Source records
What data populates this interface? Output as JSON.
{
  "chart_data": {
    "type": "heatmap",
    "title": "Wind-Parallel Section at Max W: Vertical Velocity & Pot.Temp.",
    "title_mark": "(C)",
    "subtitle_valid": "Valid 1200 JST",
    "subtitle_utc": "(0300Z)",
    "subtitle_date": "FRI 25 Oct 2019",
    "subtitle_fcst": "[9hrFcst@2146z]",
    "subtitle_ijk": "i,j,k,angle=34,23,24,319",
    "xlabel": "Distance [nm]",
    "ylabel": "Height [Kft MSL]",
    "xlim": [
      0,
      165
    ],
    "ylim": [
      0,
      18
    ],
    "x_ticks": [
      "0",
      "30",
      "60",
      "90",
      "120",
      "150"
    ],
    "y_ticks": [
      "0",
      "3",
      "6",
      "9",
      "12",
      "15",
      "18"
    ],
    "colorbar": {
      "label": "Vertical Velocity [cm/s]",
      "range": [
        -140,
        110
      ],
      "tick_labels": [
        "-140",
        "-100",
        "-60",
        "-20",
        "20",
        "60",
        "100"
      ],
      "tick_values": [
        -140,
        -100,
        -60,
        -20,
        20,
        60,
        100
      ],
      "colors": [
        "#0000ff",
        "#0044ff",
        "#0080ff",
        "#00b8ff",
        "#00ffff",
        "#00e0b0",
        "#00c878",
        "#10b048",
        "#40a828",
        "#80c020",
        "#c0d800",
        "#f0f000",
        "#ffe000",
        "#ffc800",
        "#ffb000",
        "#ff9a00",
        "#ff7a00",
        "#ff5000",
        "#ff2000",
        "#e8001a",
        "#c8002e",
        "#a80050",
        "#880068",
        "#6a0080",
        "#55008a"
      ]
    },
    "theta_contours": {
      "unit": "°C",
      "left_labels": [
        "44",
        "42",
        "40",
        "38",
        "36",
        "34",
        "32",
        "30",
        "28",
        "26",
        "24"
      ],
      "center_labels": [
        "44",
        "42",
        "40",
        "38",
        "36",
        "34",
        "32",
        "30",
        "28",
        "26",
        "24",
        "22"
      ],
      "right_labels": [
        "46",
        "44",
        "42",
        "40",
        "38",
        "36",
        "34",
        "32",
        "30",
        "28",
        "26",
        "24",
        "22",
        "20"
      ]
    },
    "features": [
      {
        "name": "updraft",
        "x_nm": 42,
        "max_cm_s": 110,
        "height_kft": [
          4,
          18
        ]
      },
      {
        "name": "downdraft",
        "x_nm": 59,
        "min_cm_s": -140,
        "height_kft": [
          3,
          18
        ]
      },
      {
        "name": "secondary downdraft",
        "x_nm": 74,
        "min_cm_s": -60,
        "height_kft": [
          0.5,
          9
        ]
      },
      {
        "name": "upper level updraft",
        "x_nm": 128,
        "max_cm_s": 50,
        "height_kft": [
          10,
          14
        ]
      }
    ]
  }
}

### Exercise aim:
Print again each line of the listing above, exactly as it appears.

### The completed task:
What data populates this interface? Output as JSON.
{
  "chart_data": {
    "type": "heatmap",
    "title": "Wind-Parallel Section at Max W: Vertical Velocity & Pot.Temp.",
    "title_mark": "(C)",
    "subtitle_valid": "Valid 1200 JST",
    "subtitle_utc": "(0300Z)",
    "subtitle_date": "FRI 25 Oct 2019",
    "subtitle_fcst": "[9hrFcst@2146z]",
    "subtitle_ijk": "i,j,k,angle=34,23,24,319",
    "xlabel": "Distance [nm]",
    "ylabel": "Height [Kft MSL]",
    "xlim": [
      0,
      165
    ],
    "ylim": [
      0,
      18
    ],
    "x_ticks": [
      "0",
      "30",
      "60",
      "90",
      "120",
      "150"
    ],
    "y_ticks": [
      "0",
      "3",
      "6",
      "9",
      "12",
      "15",
      "18"
    ],
    "colorbar": {
      "label": "Vertical Velocity [cm/s]",
      "range": [
        -140,
        110
      ],
      "tick_labels": [
        "-140",
        "-100",
        "-60",
        "-20",
        "20",
        "60",
        "100"
      ],
      "tick_values": [
        -140,
        -100,
        -60,
        -20,
        20,
        60,
        100
      ],
      "colors": [
        "#0000ff",
        "#0044ff",
        "#0080ff",
        "#00b8ff",
        "#00ffff",
        "#00e0b0",
        "#00c878",
        "#10b048",
        "#40a828",
        "#80c020",
        "#c0d800",
        "#f0f000",
        "#ffe000",
        "#ffc800",
        "#ffb000",
        "#ff9a00",
        "#ff7a00",
        "#ff5000",
        "#ff2000",
        "#e8001a",
        "#c8002e",
        "#a80050",
        "#880068",
        "#6a0080",
        "#55008a"
      ]
    },
    "theta_contours": {
      "unit": "°C",
      "left_labels": [
        "44",
        "42",
        "40",
        "38",
        "36",
        "34",
        "32",
        "30",
        "28",
        "26",
        "24"
      ],
      "center_labels": [
        "44",
        "42",
        "40",
        "38",
        "36",
        "34",
        "32",
        "30",
        "28",
        "26",
        "24",
        "22"
      ],
      "right_labels": [
        "46",
        "44",
        "42",
        "40",
        "38",
        "36",
        "34",
        "32",
        "30",
        "28",
        "26",
        "24",
        "22",
        "20"
      ]
    },
    "features": [
      {
        "name": "updraft",
        "x_nm": 42,
        "max_cm_s": 110,
        "height_kft": [
          4,
          18
        ]
      },
      {
        "name": "downdraft",
        "x_nm": 59,
        "min_cm_s": -140,
        "height_kft": [
          3,
          18
        ]
      },
      {
        "name": "secondary downdraft",
        "x_nm": 74,
        "min_cm_s": -60,
        "height_kft": [
          0.5,
          9
        ]
      },
      {
        "name": "upper level updraft",
        "x_nm": 128,
        "max_cm_s": 50,
        "height_kft": [
          10,
          14
        ]
      }
    ]
  }
}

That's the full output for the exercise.